(REQUIREMENTS):
Leave the pictures out, and retype all of the material exactly as written.

(EXERCISE MATERIALS):
::::::::::
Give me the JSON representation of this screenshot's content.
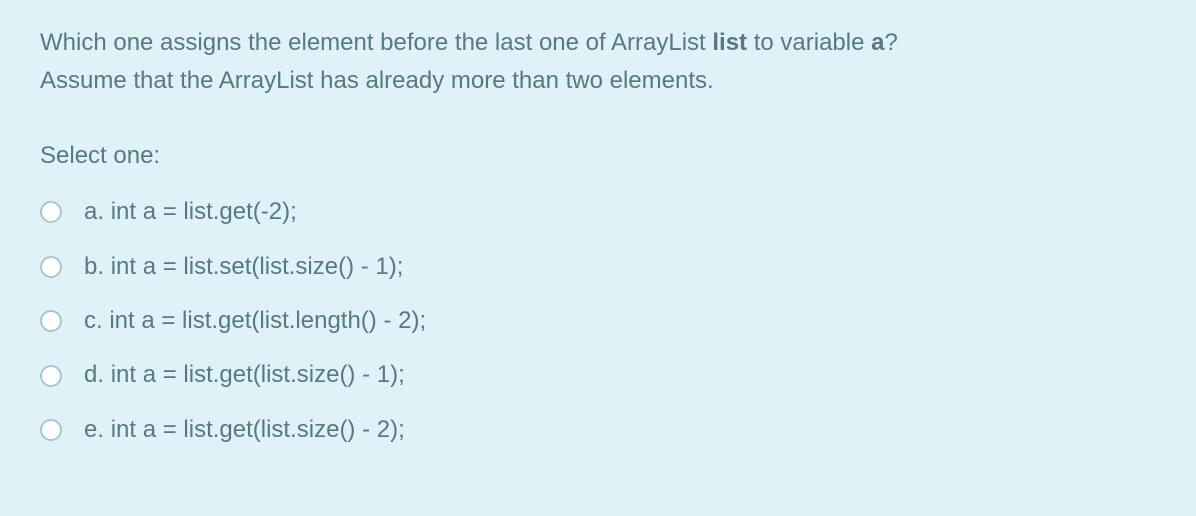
{
  "question": {
    "line1_pre": "Which one assigns the element before the last one of ArrayList ",
    "line1_bold1": "list",
    "line1_mid": " to variable ",
    "line1_bold2": "a",
    "line1_end": "?",
    "line2": "Assume that the ArrayList has already more than two elements."
  },
  "select_prompt": "Select one:",
  "options": [
    {
      "letter": "a.",
      "text": "int a = list.get(-2);"
    },
    {
      "letter": "b.",
      "text": "int a = list.set(list.size() - 1);"
    },
    {
      "letter": "c.",
      "text": "int a = list.get(list.length() - 2);"
    },
    {
      "letter": "d.",
      "text": "int a = list.get(list.size() - 1);"
    },
    {
      "letter": "e.",
      "text": "int a = list.get(list.size() - 2);"
    }
  ]
}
::::::::::
(SOLUTION BELOW):
Give me the JSON representation of this screenshot's content.
{
  "question": {
    "line1_pre": "Which one assigns the element before the last one of ArrayList ",
    "line1_bold1": "list",
    "line1_mid": " to variable ",
    "line1_bold2": "a",
    "line1_end": "?",
    "line2": "Assume that the ArrayList has already more than two elements."
  },
  "select_prompt": "Select one:",
  "options": [
    {
      "letter": "a.",
      "text": "int a = list.get(-2);"
    },
    {
      "letter": "b.",
      "text": "int a = list.set(list.size() - 1);"
    },
    {
      "letter": "c.",
      "text": "int a = list.get(list.length() - 2);"
    },
    {
      "letter": "d.",
      "text": "int a = list.get(list.size() - 1);"
    },
    {
      "letter": "e.",
      "text": "int a = list.get(list.size() - 2);"
    }
  ]
}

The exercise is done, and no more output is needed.